Content starts

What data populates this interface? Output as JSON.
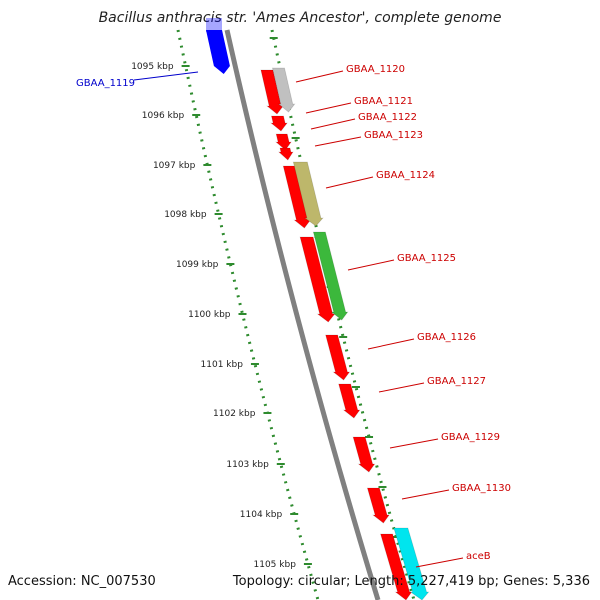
{
  "title": "Bacillus anthracis str. 'Ames Ancestor', complete genome",
  "footer": {
    "accession": "Accession: NC_007530",
    "topology": "Topology: circular; Length: 5,227,419 bp; Genes: 5,336"
  },
  "scale": {
    "unit": "kbp",
    "ticks": [
      "1095 kbp",
      "1096 kbp",
      "1097 kbp",
      "1098 kbp",
      "1099 kbp",
      "1100 kbp",
      "1101 kbp",
      "1102 kbp",
      "1103 kbp",
      "1104 kbp",
      "1105 kbp"
    ]
  },
  "colors": {
    "cds": "#ff0000",
    "backbone": "#808080",
    "ruler": "#2e8b2e",
    "label_forward": "#cc0000",
    "label_reverse": "#0000cc",
    "gene_reverse": "#0000ff",
    "gene_gray": "#c0c0c0",
    "gene_khaki": "#bdb76b",
    "gene_green": "#3cb83c",
    "gene_cyan": "#00e5ee"
  },
  "genes": [
    {
      "name": "GBAA_1119",
      "strand": "-",
      "color": "gene_reverse"
    },
    {
      "name": "GBAA_1120",
      "strand": "+",
      "color": "gene_gray"
    },
    {
      "name": "GBAA_1121",
      "strand": "+",
      "color": "cds"
    },
    {
      "name": "GBAA_1122",
      "strand": "+",
      "color": "cds"
    },
    {
      "name": "GBAA_1123",
      "strand": "+",
      "color": "cds"
    },
    {
      "name": "GBAA_1124",
      "strand": "+",
      "color": "gene_khaki"
    },
    {
      "name": "GBAA_1125",
      "strand": "+",
      "color": "gene_green"
    },
    {
      "name": "GBAA_1126",
      "strand": "+",
      "color": "cds"
    },
    {
      "name": "GBAA_1127",
      "strand": "+",
      "color": "cds"
    },
    {
      "name": "GBAA_1129",
      "strand": "+",
      "color": "cds"
    },
    {
      "name": "GBAA_1130",
      "strand": "+",
      "color": "cds"
    },
    {
      "name": "aceB",
      "strand": "+",
      "color": "gene_cyan"
    }
  ]
}
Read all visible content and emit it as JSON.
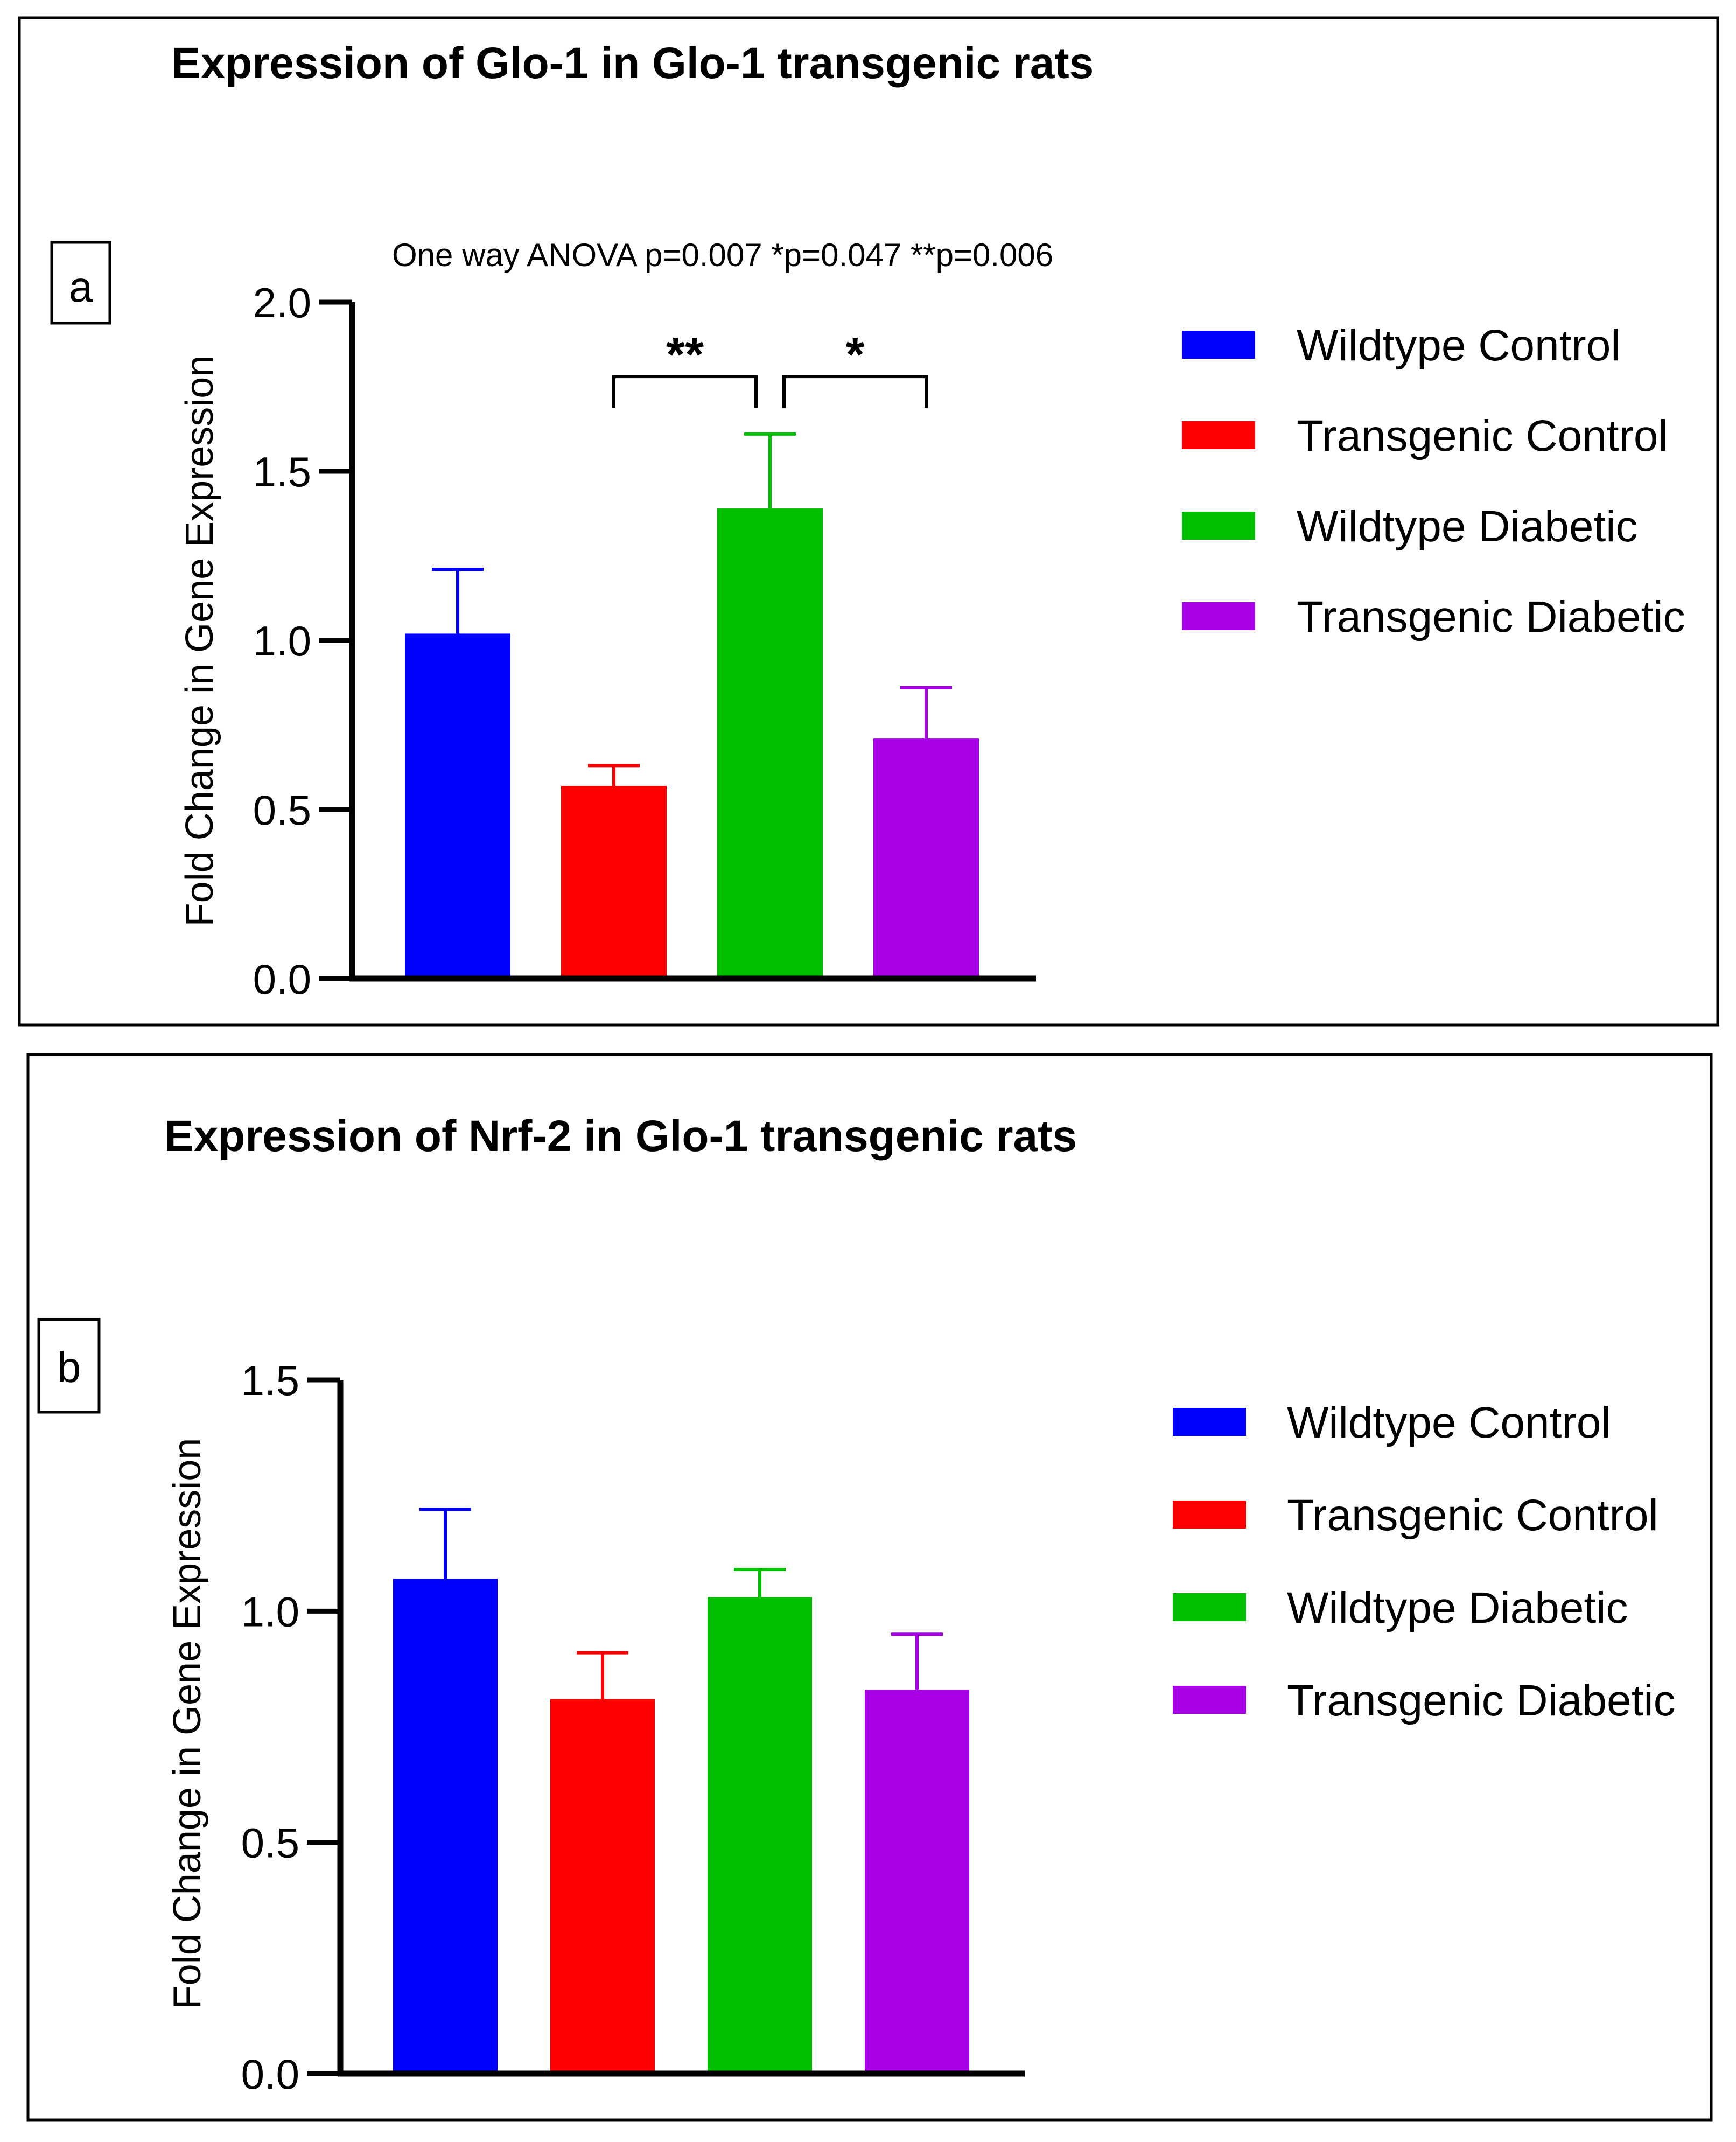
{
  "colors": {
    "wildtype_control": "#0000FF",
    "transgenic_control": "#FF0000",
    "wildtype_diabetic": "#00C000",
    "transgenic_diabetic": "#A800E6",
    "axis": "#000000",
    "frame": "#000000"
  },
  "chart_data": [
    {
      "type": "bar",
      "panel_label": "a",
      "title": "Expression of Glo-1 in Glo-1 transgenic rats",
      "annotation": "One way ANOVA p=0.007 *p=0.047 **p=0.006",
      "ylabel": "Fold Change in Gene Expression",
      "xlabel": "",
      "ylim": [
        0,
        2.0
      ],
      "yticks": [
        "0.0",
        "0.5",
        "1.0",
        "1.5",
        "2.0"
      ],
      "ytick_values": [
        0,
        0.5,
        1.0,
        1.5,
        2.0
      ],
      "categories": [
        "Wildtype Control",
        "Transgenic Control",
        "Wildtype Diabetic",
        "Transgenic Diabetic"
      ],
      "values": [
        1.02,
        0.57,
        1.39,
        0.71
      ],
      "errors": [
        0.19,
        0.06,
        0.22,
        0.15
      ],
      "significance": [
        {
          "from": 1,
          "to": 2,
          "label": "**",
          "level": 1.78
        },
        {
          "from": 2,
          "to": 3,
          "label": "*",
          "level": 1.78
        }
      ],
      "legend": [
        "Wildtype Control",
        "Transgenic Control",
        "Wildtype Diabetic",
        "Transgenic Diabetic"
      ],
      "legend_position": "right"
    },
    {
      "type": "bar",
      "panel_label": "b",
      "title": "Expression of Nrf-2 in Glo-1 transgenic rats",
      "ylabel": "Fold Change in Gene Expression",
      "xlabel": "",
      "ylim": [
        0,
        1.5
      ],
      "yticks": [
        "0.0",
        "0.5",
        "1.0",
        "1.5"
      ],
      "ytick_values": [
        0,
        0.5,
        1.0,
        1.5
      ],
      "categories": [
        "Wildtype Control",
        "Transgenic Control",
        "Wildtype Diabetic",
        "Transgenic Diabetic"
      ],
      "values": [
        1.07,
        0.81,
        1.03,
        0.83
      ],
      "errors": [
        0.15,
        0.1,
        0.06,
        0.12
      ],
      "significance": [],
      "legend": [
        "Wildtype Control",
        "Transgenic Control",
        "Wildtype Diabetic",
        "Transgenic Diabetic"
      ],
      "legend_position": "right"
    }
  ]
}
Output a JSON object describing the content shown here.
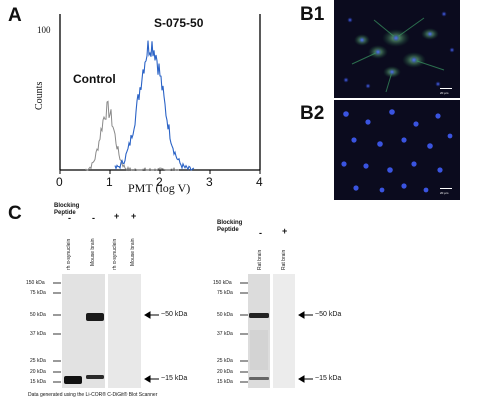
{
  "panel_a": {
    "letter": "A",
    "y_label": "Counts",
    "y_max_label": "100",
    "x_label": "PMT (log V)",
    "x_ticks": [
      "0",
      "1",
      "2",
      "3",
      "4"
    ],
    "control_label": "Control",
    "antibody_label": "S-075-50",
    "colors": {
      "control": "#8a8a8a",
      "antibody": "#2b63c6",
      "axis": "#000000"
    }
  },
  "panel_b": {
    "letter_b1": "B1",
    "letter_b2": "B2",
    "scale_text": "20 µm"
  },
  "panel_c": {
    "letter": "C",
    "blocking_label": "Blocking Peptide",
    "left_signs": [
      "-",
      "-",
      "+",
      "+"
    ],
    "left_lanes": [
      "rh α-synuclein",
      "Mouse brain",
      "rh α-synuclein",
      "Mouse brain"
    ],
    "right_signs": [
      "-",
      "+"
    ],
    "right_lanes": [
      "Rat brain",
      "Rat brain"
    ],
    "mw_left": [
      "150 kDa",
      "75 kDa",
      "50 kDa",
      "37 kDa",
      "25 kDa",
      "20 kDa",
      "15 kDa"
    ],
    "mw_right": [
      "150 kDa",
      "75 kDa",
      "50 kDa",
      "37 kDa",
      "25 kDa",
      "20 kDa",
      "15 kDa"
    ],
    "arrow_50": "~50 kDa",
    "arrow_15": "~15 kDa",
    "footnote": "Data generated using the Li-COR® C-DiGit® Blot Scanner"
  }
}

Content ends

**WORK REQUIRED**: Copy every line of the data exactly as written, excluding the pictures.

**THE ANSWER**:
What data populates this interface? Output as JSON.
{
  "title": "Bacillus anthracis str. 'Ames Ancestor', complete genome",
  "footer": {
    "accession": "Accession: NC_007530",
    "topology": "Topology: circular; Length: 5,227,419 bp; Genes: 5,336"
  },
  "scale": {
    "unit": "kbp",
    "ticks": [
      "1095 kbp",
      "1096 kbp",
      "1097 kbp",
      "1098 kbp",
      "1099 kbp",
      "1100 kbp",
      "1101 kbp",
      "1102 kbp",
      "1103 kbp",
      "1104 kbp",
      "1105 kbp"
    ]
  },
  "colors": {
    "cds": "#ff0000",
    "backbone": "#808080",
    "ruler": "#2e8b2e",
    "label_forward": "#cc0000",
    "label_reverse": "#0000cc",
    "gene_reverse": "#0000ff",
    "gene_gray": "#c0c0c0",
    "gene_khaki": "#bdb76b",
    "gene_green": "#3cb83c",
    "gene_cyan": "#00e5ee"
  },
  "genes": [
    {
      "name": "GBAA_1119",
      "strand": "-",
      "color": "gene_reverse"
    },
    {
      "name": "GBAA_1120",
      "strand": "+",
      "color": "gene_gray"
    },
    {
      "name": "GBAA_1121",
      "strand": "+",
      "color": "cds"
    },
    {
      "name": "GBAA_1122",
      "strand": "+",
      "color": "cds"
    },
    {
      "name": "GBAA_1123",
      "strand": "+",
      "color": "cds"
    },
    {
      "name": "GBAA_1124",
      "strand": "+",
      "color": "gene_khaki"
    },
    {
      "name": "GBAA_1125",
      "strand": "+",
      "color": "gene_green"
    },
    {
      "name": "GBAA_1126",
      "strand": "+",
      "color": "cds"
    },
    {
      "name": "GBAA_1127",
      "strand": "+",
      "color": "cds"
    },
    {
      "name": "GBAA_1129",
      "strand": "+",
      "color": "cds"
    },
    {
      "name": "GBAA_1130",
      "strand": "+",
      "color": "cds"
    },
    {
      "name": "aceB",
      "strand": "+",
      "color": "gene_cyan"
    }
  ]
}
Read all visible content and emit it as JSON.
{
  "colors": {
    "wildtype_control": "#0000FF",
    "transgenic_control": "#FF0000",
    "wildtype_diabetic": "#00C000",
    "transgenic_diabetic": "#A800E6",
    "axis": "#000000",
    "frame": "#000000"
  },
  "chart_data": [
    {
      "type": "bar",
      "panel_label": "a",
      "title": "Expression of Glo-1 in Glo-1 transgenic rats",
      "annotation": "One way ANOVA p=0.007 *p=0.047 **p=0.006",
      "ylabel": "Fold Change in Gene Expression",
      "xlabel": "",
      "ylim": [
        0,
        2.0
      ],
      "yticks": [
        "0.0",
        "0.5",
        "1.0",
        "1.5",
        "2.0"
      ],
      "ytick_values": [
        0,
        0.5,
        1.0,
        1.5,
        2.0
      ],
      "categories": [
        "Wildtype Control",
        "Transgenic Control",
        "Wildtype Diabetic",
        "Transgenic Diabetic"
      ],
      "values": [
        1.02,
        0.57,
        1.39,
        0.71
      ],
      "errors": [
        0.19,
        0.06,
        0.22,
        0.15
      ],
      "significance": [
        {
          "from": 1,
          "to": 2,
          "label": "**",
          "level": 1.78
        },
        {
          "from": 2,
          "to": 3,
          "label": "*",
          "level": 1.78
        }
      ],
      "legend": [
        "Wildtype Control",
        "Transgenic Control",
        "Wildtype Diabetic",
        "Transgenic Diabetic"
      ],
      "legend_position": "right"
    },
    {
      "type": "bar",
      "panel_label": "b",
      "title": "Expression of Nrf-2 in Glo-1 transgenic rats",
      "ylabel": "Fold Change in Gene Expression",
      "xlabel": "",
      "ylim": [
        0,
        1.5
      ],
      "yticks": [
        "0.0",
        "0.5",
        "1.0",
        "1.5"
      ],
      "ytick_values": [
        0,
        0.5,
        1.0,
        1.5
      ],
      "categories": [
        "Wildtype Control",
        "Transgenic Control",
        "Wildtype Diabetic",
        "Transgenic Diabetic"
      ],
      "values": [
        1.07,
        0.81,
        1.03,
        0.83
      ],
      "errors": [
        0.15,
        0.1,
        0.06,
        0.12
      ],
      "significance": [],
      "legend": [
        "Wildtype Control",
        "Transgenic Control",
        "Wildtype Diabetic",
        "Transgenic Diabetic"
      ],
      "legend_position": "right"
    }
  ]
}
Output a JSON object describing the content shown here.
{
  "panel_a": {
    "letter": "A",
    "y_label": "Counts",
    "y_max_label": "100",
    "x_label": "PMT (log V)",
    "x_ticks": [
      "0",
      "1",
      "2",
      "3",
      "4"
    ],
    "control_label": "Control",
    "antibody_label": "S-075-50",
    "colors": {
      "control": "#8a8a8a",
      "antibody": "#2b63c6",
      "axis": "#000000"
    }
  },
  "panel_b": {
    "letter_b1": "B1",
    "letter_b2": "B2",
    "scale_text": "20 µm"
  },
  "panel_c": {
    "letter": "C",
    "blocking_label": "Blocking Peptide",
    "left_signs": [
      "-",
      "-",
      "+",
      "+"
    ],
    "left_lanes": [
      "rh α-synuclein",
      "Mouse brain",
      "rh α-synuclein",
      "Mouse brain"
    ],
    "right_signs": [
      "-",
      "+"
    ],
    "right_lanes": [
      "Rat brain",
      "Rat brain"
    ],
    "mw_left": [
      "150 kDa",
      "75 kDa",
      "50 kDa",
      "37 kDa",
      "25 kDa",
      "20 kDa",
      "15 kDa"
    ],
    "mw_right": [
      "150 kDa",
      "75 kDa",
      "50 kDa",
      "37 kDa",
      "25 kDa",
      "20 kDa",
      "15 kDa"
    ],
    "arrow_50": "~50 kDa",
    "arrow_15": "~15 kDa",
    "footnote": "Data generated using the Li-COR® C-DiGit® Blot Scanner"
  }
}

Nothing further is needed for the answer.